--- INPUT FOR THIS TASK Enclosed Below ---
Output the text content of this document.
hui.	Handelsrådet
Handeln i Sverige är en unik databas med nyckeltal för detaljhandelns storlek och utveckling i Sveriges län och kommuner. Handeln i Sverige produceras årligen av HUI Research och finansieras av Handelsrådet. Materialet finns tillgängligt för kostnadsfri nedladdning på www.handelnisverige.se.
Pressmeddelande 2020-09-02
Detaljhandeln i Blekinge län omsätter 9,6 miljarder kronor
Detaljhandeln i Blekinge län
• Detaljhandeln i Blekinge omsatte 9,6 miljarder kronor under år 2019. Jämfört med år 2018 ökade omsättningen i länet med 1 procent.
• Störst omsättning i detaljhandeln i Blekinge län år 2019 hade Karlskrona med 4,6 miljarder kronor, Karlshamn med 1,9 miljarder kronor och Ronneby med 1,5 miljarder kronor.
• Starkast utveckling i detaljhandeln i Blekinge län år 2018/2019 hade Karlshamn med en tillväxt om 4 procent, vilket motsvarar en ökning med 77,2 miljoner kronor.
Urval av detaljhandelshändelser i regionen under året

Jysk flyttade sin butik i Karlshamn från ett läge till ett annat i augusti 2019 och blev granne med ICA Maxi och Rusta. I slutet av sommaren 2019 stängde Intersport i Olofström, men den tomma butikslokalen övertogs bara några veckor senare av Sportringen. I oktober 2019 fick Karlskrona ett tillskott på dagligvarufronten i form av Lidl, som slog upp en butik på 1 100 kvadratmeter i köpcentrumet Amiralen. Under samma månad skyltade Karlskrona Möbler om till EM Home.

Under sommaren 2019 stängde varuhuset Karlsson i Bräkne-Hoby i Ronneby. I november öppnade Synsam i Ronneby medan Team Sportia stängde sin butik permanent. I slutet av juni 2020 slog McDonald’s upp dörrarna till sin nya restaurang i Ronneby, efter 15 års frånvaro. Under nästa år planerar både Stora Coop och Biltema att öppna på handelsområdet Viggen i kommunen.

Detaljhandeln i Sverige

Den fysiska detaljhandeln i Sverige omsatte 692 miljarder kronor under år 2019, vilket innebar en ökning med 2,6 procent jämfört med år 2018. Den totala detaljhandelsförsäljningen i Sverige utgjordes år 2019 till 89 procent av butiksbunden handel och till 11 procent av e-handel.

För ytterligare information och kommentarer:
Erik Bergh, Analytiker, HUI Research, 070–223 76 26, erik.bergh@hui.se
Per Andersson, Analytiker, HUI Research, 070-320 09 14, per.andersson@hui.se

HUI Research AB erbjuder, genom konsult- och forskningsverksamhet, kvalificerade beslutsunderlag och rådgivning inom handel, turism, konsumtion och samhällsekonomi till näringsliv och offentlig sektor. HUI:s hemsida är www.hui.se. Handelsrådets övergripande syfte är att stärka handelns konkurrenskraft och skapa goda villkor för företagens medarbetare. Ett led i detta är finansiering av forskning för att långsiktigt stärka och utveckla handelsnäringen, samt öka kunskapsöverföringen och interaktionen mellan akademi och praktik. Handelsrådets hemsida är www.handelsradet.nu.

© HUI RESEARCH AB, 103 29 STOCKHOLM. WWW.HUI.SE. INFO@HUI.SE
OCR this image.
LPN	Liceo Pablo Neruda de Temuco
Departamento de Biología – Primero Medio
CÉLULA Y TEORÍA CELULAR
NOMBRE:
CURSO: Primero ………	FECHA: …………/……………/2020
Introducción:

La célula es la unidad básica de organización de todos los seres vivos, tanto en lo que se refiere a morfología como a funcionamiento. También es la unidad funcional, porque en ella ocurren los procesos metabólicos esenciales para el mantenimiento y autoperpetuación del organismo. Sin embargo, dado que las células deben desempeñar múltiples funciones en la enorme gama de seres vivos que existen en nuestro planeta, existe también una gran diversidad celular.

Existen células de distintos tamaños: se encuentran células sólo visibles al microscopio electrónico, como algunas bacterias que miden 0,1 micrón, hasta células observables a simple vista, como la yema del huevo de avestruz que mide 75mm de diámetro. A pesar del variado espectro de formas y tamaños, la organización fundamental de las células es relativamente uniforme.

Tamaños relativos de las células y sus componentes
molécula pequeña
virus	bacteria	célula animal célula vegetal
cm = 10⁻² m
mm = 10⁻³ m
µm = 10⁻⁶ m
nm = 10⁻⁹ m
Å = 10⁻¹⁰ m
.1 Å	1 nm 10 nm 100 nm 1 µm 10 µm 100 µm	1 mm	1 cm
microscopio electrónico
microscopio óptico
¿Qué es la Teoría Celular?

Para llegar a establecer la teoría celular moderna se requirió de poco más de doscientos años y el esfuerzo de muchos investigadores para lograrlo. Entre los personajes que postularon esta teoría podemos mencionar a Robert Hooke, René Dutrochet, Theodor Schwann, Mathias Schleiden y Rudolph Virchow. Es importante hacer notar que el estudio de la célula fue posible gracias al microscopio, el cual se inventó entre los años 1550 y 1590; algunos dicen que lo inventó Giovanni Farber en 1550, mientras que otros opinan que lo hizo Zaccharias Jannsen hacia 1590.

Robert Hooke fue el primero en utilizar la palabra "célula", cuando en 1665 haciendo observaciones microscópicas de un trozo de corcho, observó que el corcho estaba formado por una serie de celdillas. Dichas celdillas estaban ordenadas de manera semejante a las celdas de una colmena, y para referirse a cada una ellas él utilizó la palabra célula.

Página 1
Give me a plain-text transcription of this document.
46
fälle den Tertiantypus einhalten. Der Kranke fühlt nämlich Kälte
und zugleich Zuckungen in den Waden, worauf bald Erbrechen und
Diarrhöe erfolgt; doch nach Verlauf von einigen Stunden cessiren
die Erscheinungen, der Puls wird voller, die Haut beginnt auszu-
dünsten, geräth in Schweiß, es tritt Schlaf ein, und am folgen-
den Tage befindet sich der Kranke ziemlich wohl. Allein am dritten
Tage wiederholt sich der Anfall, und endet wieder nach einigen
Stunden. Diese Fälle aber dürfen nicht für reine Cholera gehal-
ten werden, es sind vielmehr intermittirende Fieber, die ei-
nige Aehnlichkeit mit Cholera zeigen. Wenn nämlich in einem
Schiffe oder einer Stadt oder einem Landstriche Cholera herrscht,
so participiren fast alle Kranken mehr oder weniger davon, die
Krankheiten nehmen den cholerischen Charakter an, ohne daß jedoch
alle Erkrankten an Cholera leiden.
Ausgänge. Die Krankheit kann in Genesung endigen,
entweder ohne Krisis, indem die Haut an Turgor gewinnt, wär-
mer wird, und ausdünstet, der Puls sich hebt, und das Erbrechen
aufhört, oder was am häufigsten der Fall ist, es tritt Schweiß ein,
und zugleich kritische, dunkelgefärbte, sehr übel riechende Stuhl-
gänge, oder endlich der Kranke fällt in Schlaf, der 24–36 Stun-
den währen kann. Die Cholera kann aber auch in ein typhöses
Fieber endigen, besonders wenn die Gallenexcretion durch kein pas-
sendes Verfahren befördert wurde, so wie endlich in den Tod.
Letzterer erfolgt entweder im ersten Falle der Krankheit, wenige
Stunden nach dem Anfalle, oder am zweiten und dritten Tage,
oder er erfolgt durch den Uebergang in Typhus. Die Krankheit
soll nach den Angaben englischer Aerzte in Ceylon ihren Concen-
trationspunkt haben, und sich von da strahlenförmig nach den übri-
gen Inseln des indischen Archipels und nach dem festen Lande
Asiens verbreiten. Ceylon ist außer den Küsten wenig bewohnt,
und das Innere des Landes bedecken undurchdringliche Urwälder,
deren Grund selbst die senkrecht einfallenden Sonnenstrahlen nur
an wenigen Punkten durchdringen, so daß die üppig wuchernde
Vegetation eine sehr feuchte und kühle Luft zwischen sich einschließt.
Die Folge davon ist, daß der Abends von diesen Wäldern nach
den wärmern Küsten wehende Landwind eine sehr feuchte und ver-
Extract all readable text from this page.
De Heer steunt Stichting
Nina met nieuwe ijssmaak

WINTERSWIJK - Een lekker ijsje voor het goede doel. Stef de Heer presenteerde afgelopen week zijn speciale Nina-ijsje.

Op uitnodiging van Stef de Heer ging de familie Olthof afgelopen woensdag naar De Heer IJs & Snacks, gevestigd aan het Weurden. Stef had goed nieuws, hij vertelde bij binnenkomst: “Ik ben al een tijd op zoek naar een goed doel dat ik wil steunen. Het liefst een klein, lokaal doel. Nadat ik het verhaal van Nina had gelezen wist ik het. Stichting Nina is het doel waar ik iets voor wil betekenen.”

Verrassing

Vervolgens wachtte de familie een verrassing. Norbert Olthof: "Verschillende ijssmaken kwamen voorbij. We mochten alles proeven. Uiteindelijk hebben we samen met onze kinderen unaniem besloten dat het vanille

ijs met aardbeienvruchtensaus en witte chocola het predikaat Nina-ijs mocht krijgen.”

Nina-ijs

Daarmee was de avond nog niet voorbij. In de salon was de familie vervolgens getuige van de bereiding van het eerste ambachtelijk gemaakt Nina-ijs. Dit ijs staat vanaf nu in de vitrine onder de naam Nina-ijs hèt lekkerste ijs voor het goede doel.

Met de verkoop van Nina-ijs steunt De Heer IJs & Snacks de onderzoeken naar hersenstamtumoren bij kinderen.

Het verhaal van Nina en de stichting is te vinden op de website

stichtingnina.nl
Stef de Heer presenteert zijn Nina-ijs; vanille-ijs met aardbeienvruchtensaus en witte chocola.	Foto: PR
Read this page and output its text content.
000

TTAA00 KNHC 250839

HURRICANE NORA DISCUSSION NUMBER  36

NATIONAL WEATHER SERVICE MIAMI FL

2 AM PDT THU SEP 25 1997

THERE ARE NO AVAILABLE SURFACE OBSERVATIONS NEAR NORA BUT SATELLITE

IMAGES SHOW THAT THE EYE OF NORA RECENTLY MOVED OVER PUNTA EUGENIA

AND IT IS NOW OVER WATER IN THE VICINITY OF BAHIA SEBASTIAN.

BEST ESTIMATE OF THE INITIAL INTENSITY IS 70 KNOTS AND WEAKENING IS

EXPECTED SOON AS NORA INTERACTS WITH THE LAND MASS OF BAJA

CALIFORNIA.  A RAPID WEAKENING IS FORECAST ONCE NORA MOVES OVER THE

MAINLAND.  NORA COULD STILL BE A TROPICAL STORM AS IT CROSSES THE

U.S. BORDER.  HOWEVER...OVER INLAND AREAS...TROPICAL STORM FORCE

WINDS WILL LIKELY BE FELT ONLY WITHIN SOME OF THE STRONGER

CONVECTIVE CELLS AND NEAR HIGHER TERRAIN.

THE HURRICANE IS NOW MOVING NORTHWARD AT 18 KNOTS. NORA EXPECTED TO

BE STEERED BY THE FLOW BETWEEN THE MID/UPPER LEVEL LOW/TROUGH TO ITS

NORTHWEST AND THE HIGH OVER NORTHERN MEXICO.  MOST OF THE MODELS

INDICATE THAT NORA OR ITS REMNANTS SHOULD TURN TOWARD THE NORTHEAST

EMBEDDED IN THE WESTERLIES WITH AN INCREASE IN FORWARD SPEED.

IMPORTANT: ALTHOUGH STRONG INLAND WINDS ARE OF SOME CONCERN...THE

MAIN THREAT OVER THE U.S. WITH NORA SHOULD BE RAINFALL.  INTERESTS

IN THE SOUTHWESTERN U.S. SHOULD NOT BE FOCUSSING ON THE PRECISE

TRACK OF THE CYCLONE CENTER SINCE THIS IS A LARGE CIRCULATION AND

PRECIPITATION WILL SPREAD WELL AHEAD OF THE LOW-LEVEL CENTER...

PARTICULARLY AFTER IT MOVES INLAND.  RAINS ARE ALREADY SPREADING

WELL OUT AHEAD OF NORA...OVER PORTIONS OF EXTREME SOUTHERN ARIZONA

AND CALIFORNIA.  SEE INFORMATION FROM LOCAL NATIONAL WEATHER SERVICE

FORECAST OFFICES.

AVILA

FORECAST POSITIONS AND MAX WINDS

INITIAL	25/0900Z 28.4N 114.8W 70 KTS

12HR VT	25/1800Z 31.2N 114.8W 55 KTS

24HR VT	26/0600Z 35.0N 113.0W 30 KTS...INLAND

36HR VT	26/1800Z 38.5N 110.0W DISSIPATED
--- End of Enclosed INPUT FOR THIS TASK ---
» **DIRECTIONS FOR THIS TASK**:
Using the entries above, restate word for word every line from the one that contains "Read this page and output its text content." through the last.

» **RESULT BELOW**:
Read this page and output its text content.
000

TTAA00 KNHC 250839

HURRICANE NORA DISCUSSION NUMBER  36

NATIONAL WEATHER SERVICE MIAMI FL

2 AM PDT THU SEP 25 1997

THERE ARE NO AVAILABLE SURFACE OBSERVATIONS NEAR NORA BUT SATELLITE

IMAGES SHOW THAT THE EYE OF NORA RECENTLY MOVED OVER PUNTA EUGENIA

AND IT IS NOW OVER WATER IN THE VICINITY OF BAHIA SEBASTIAN.

BEST ESTIMATE OF THE INITIAL INTENSITY IS 70 KNOTS AND WEAKENING IS

EXPECTED SOON AS NORA INTERACTS WITH THE LAND MASS OF BAJA

CALIFORNIA.  A RAPID WEAKENING IS FORECAST ONCE NORA MOVES OVER THE

MAINLAND.  NORA COULD STILL BE A TROPICAL STORM AS IT CROSSES THE

U.S. BORDER.  HOWEVER...OVER INLAND AREAS...TROPICAL STORM FORCE

WINDS WILL LIKELY BE FELT ONLY WITHIN SOME OF THE STRONGER

CONVECTIVE CELLS AND NEAR HIGHER TERRAIN.

THE HURRICANE IS NOW MOVING NORTHWARD AT 18 KNOTS. NORA EXPECTED TO

BE STEERED BY THE FLOW BETWEEN THE MID/UPPER LEVEL LOW/TROUGH TO ITS

NORTHWEST AND THE HIGH OVER NORTHERN MEXICO.  MOST OF THE MODELS

INDICATE THAT NORA OR ITS REMNANTS SHOULD TURN TOWARD THE NORTHEAST

EMBEDDED IN THE WESTERLIES WITH AN INCREASE IN FORWARD SPEED.

IMPORTANT: ALTHOUGH STRONG INLAND WINDS ARE OF SOME CONCERN...THE

MAIN THREAT OVER THE U.S. WITH NORA SHOULD BE RAINFALL.  INTERESTS

IN THE SOUTHWESTERN U.S. SHOULD NOT BE FOCUSSING ON THE PRECISE

TRACK OF THE CYCLONE CENTER SINCE THIS IS A LARGE CIRCULATION AND

PRECIPITATION WILL SPREAD WELL AHEAD OF THE LOW-LEVEL CENTER...

PARTICULARLY AFTER IT MOVES INLAND.  RAINS ARE ALREADY SPREADING

WELL OUT AHEAD OF NORA...OVER PORTIONS OF EXTREME SOUTHERN ARIZONA

AND CALIFORNIA.  SEE INFORMATION FROM LOCAL NATIONAL WEATHER SERVICE

FORECAST OFFICES.

AVILA

FORECAST POSITIONS AND MAX WINDS

INITIAL	25/0900Z 28.4N 114.8W 70 KTS

12HR VT	25/1800Z 31.2N 114.8W 55 KTS

24HR VT	26/0600Z 35.0N 113.0W 30 KTS...INLAND

36HR VT	26/1800Z 38.5N 110.0W DISSIPATED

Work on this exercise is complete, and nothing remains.